**TASK**
The listing below should be written out exactly; please include all of it.

**DATASET EXTRACT**
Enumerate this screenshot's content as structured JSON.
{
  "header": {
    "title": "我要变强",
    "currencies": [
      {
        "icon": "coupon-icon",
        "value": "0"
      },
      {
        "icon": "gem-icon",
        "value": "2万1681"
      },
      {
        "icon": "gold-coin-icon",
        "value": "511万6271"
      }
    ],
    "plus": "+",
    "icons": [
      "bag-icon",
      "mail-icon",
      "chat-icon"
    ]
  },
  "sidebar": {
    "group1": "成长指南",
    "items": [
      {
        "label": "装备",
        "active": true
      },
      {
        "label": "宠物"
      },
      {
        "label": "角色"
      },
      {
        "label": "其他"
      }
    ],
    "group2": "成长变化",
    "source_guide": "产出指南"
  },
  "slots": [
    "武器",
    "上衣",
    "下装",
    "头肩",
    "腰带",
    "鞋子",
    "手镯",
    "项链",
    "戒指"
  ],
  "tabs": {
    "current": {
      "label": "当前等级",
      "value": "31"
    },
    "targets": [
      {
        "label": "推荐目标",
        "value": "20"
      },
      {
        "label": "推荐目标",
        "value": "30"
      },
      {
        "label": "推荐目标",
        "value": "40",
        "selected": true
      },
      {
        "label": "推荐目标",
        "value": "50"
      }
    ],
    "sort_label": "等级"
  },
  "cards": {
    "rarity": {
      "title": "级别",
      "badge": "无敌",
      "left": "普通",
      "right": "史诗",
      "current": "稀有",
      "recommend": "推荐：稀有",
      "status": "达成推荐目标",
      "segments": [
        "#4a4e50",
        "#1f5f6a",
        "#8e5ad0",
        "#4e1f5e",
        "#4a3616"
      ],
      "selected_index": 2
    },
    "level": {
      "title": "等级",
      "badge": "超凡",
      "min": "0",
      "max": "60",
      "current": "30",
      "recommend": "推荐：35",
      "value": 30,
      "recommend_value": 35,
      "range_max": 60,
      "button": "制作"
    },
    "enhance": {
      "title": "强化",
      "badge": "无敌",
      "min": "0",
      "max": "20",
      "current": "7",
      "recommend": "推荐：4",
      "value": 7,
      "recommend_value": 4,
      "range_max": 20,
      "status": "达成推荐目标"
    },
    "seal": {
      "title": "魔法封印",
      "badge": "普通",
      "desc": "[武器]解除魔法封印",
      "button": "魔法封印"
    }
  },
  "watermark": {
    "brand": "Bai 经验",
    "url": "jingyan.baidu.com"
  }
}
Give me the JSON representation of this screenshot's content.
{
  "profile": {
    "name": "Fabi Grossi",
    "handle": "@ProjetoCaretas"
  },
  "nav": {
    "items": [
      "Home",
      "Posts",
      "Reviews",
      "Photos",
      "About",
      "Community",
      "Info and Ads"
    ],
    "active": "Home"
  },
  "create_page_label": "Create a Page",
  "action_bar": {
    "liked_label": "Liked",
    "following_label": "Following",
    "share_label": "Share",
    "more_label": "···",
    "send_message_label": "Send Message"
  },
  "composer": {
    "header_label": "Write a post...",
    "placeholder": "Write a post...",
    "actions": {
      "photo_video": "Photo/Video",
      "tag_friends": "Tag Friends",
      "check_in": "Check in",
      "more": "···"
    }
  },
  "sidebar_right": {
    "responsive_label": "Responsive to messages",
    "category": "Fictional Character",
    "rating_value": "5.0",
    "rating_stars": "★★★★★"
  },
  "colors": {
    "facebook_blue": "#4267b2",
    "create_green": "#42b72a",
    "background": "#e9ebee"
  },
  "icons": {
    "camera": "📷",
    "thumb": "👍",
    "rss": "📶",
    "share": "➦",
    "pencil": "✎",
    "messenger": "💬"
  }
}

**RESPONSE FOR THIS EXERCISE**
Enumerate this screenshot's content as structured JSON.
{
  "header": {
    "title": "我要变强",
    "currencies": [
      {
        "icon": "coupon-icon",
        "value": "0"
      },
      {
        "icon": "gem-icon",
        "value": "2万1681"
      },
      {
        "icon": "gold-coin-icon",
        "value": "511万6271"
      }
    ],
    "plus": "+",
    "icons": [
      "bag-icon",
      "mail-icon",
      "chat-icon"
    ]
  },
  "sidebar": {
    "group1": "成长指南",
    "items": [
      {
        "label": "装备",
        "active": true
      },
      {
        "label": "宠物"
      },
      {
        "label": "角色"
      },
      {
        "label": "其他"
      }
    ],
    "group2": "成长变化",
    "source_guide": "产出指南"
  },
  "slots": [
    "武器",
    "上衣",
    "下装",
    "头肩",
    "腰带",
    "鞋子",
    "手镯",
    "项链",
    "戒指"
  ],
  "tabs": {
    "current": {
      "label": "当前等级",
      "value": "31"
    },
    "targets": [
      {
        "label": "推荐目标",
        "value": "20"
      },
      {
        "label": "推荐目标",
        "value": "30"
      },
      {
        "label": "推荐目标",
        "value": "40",
        "selected": true
      },
      {
        "label": "推荐目标",
        "value": "50"
      }
    ],
    "sort_label": "等级"
  },
  "cards": {
    "rarity": {
      "title": "级别",
      "badge": "无敌",
      "left": "普通",
      "right": "史诗",
      "current": "稀有",
      "recommend": "推荐：稀有",
      "status": "达成推荐目标",
      "segments": [
        "#4a4e50",
        "#1f5f6a",
        "#8e5ad0",
        "#4e1f5e",
        "#4a3616"
      ],
      "selected_index": 2
    },
    "level": {
      "title": "等级",
      "badge": "超凡",
      "min": "0",
      "max": "60",
      "current": "30",
      "recommend": "推荐：35",
      "value": 30,
      "recommend_value": 35,
      "range_max": 60,
      "button": "制作"
    },
    "enhance": {
      "title": "强化",
      "badge": "无敌",
      "min": "0",
      "max": "20",
      "current": "7",
      "recommend": "推荐：4",
      "value": 7,
      "recommend_value": 4,
      "range_max": 20,
      "status": "达成推荐目标"
    },
    "seal": {
      "title": "魔法封印",
      "badge": "普通",
      "desc": "[武器]解除魔法封印",
      "button": "魔法封印"
    }
  },
  "watermark": {
    "brand": "Bai 经验",
    "url": "jingyan.baidu.com"
  }
}
Give me the JSON representation of this screenshot's content.
{
  "profile": {
    "name": "Fabi Grossi",
    "handle": "@ProjetoCaretas"
  },
  "nav": {
    "items": [
      "Home",
      "Posts",
      "Reviews",
      "Photos",
      "About",
      "Community",
      "Info and Ads"
    ],
    "active": "Home"
  },
  "create_page_label": "Create a Page",
  "action_bar": {
    "liked_label": "Liked",
    "following_label": "Following",
    "share_label": "Share",
    "more_label": "···",
    "send_message_label": "Send Message"
  },
  "composer": {
    "header_label": "Write a post...",
    "placeholder": "Write a post...",
    "actions": {
      "photo_video": "Photo/Video",
      "tag_friends": "Tag Friends",
      "check_in": "Check in",
      "more": "···"
    }
  },
  "sidebar_right": {
    "responsive_label": "Responsive to messages",
    "category": "Fictional Character",
    "rating_value": "5.0",
    "rating_stars": "★★★★★"
  },
  "colors": {
    "facebook_blue": "#4267b2",
    "create_green": "#42b72a",
    "background": "#e9ebee"
  },
  "icons": {
    "camera": "📷",
    "thumb": "👍",
    "rss": "📶",
    "share": "➦",
    "pencil": "✎",
    "messenger": "💬"
  }
}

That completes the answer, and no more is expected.